### QUOTED TEXT
◆ ◆ ◆ ◆ ◆

Single by Hank Williams With His Drifting Cowboys
- B-side: "I Can't Escape from You"
- Published: November 28, 1951 Acuff-Rose Publications, Inc.
- Released: September 1953
- Recorded: 1951 demo + July 8, 1953 overdub
- Genre: Country, blues
- Length: 2:30
- Label: MGM 11574
- Songwriter: Hank Williams

Hank Williams With His Drifting Cowboys singles chronology
| "I Won't Be Home No More" (1953) | "Weary Blues from Waitin'" (1953) | "Calling You" (1953) |

= Weary Blues from Waitin' =

1951 song by Hank Williams

"Weary Blues from Waitin'" is a song written by Hank Williams. It was released as a posthumous single on MGM Records in 1953.

==Background==
Although Williams had been found dead in his chauffeur-driven Cadillac on his way to a show in Canton, Ohio on New Year's Day, 1953, he was still arguably MGM's hottest act by summer; two albums were in stores by March, Memorial Album and Hank Williams as Luke the Drifter, and within ten weeks of his death he had as many albums on the market as he did when he lived, with hundreds more to follow. As biographer Colin Escott observes, "Hank's entire catalog began moving in unprecedented quantities...The oil well that Hank Williams became in death started to gush." Like Elvis Presley over two decades later, Williams became even larger in death than he had been in life, and MGM capitalized on his growing legend by exploiting the LP market and issuing its remaining Williams recordings as singles.

◆ ◆ ◆ ◆ ◆

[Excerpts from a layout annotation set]
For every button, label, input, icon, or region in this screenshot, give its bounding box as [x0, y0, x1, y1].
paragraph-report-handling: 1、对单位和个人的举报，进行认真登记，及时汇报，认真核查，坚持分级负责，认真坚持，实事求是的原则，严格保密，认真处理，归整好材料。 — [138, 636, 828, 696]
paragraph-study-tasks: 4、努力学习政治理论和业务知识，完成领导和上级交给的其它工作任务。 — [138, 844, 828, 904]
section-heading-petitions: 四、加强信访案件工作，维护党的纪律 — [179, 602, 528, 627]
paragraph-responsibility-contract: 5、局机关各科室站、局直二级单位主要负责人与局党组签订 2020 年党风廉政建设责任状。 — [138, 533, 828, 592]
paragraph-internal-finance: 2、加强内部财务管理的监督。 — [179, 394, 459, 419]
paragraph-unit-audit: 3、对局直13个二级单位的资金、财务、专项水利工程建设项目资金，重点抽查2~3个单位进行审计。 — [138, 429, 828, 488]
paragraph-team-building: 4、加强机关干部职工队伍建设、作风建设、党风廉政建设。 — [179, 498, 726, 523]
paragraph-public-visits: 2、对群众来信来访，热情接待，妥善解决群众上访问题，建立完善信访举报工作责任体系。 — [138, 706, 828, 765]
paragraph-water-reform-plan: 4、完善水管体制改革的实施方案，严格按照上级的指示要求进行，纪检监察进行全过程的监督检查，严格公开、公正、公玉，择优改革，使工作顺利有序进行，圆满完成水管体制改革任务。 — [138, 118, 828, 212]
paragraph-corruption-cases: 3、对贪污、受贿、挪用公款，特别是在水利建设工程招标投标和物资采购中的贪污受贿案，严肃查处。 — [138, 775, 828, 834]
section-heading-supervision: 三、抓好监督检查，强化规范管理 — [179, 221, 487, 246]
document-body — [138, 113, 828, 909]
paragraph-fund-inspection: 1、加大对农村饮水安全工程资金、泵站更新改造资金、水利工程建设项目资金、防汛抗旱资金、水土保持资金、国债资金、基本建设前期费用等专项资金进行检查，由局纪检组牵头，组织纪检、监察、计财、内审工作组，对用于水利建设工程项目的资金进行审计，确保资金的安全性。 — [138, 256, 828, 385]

◆ ◆ ◆ ◆ ◆

### EXERCISES
1. Update the records from their start down through the line containing "429, 828, 488]" by changing "screenshot" to "page image". Keep everything else the same and return only those lines.
2. Pick up the article on "Weary Blues from Waitin'" from the point where it stops.

### TASK-BY-TASK ANSWERS
1.
For every button, label, input, icon, or region in this page image, give its bounding box as [x0, y0, x1, y1].
paragraph-report-handling: 1、对单位和个人的举报，进行认真登记，及时汇报，认真核查，坚持分级负责，认真坚持，实事求是的原则，严格保密，认真处理，归整好材料。 — [138, 636, 828, 696]
paragraph-study-tasks: 4、努力学习政治理论和业务知识，完成领导和上级交给的其它工作任务。 — [138, 844, 828, 904]
section-heading-petitions: 四、加强信访案件工作，维护党的纪律 — [179, 602, 528, 627]
paragraph-responsibility-contract: 5、局机关各科室站、局直二级单位主要负责人与局党组签订 2020 年党风廉政建设责任状。 — [138, 533, 828, 592]
paragraph-internal-finance: 2、加强内部财务管理的监督。 — [179, 394, 459, 419]
paragraph-unit-audit: 3、对局直13个二级单位的资金、财务、专项水利工程建设项目资金，重点抽查2~3个单位进行审计。 — [138, 429, 828, 488]

2.
"Weary Blues from Waiting" had likely been recorded as a demo some time in 1951. The Drifting Cowboys, most of them now working for Ray Price, were brought back to augment the recording with overdubs. While MGM would insensitively overdub strings and other accoutrements to Williams masters as the years wore on, the results on "Weary Blues from Waitin'" were utterly convincing, and the single rose to number 7 on the country singles chart. A major part of the song's success was Williams' typically heart-rending vocal and the high quality of the composition, which contains what is cited as one of his most haunting lines:

Through tears I watch young lovers
As they go strolling by
For all the things that might have been
God forgive me if I cry.

Although the song is copyrighted to Williams alone, it is likely that Ray Price had a hand in writing it, during a car ride from Williams's Opry performance, to a show in Evansville, Indiana in September 1951 (Price also recorded the song a month later). The song was eventually released in its original, undubbed form.

==Cover versions==
- Ronnie Hawkins recorded a version for Roulette in 1960.
- Bob Dylan and Joan Baez recorded in 1965, released in The Bootleg Series Vol.12 Collector's Edition
- Del Shannon covered the song in 1964.
- Spike Jones recorded the song in 1964.
- Wanda Jackson released a version in 1964.
- Duane Eddy recorded an instrumental version for RCA.
- Buddy Greco recorded it for Epic in 1965.
- Hank Williams, Jr. cut the song for MGM in 1966.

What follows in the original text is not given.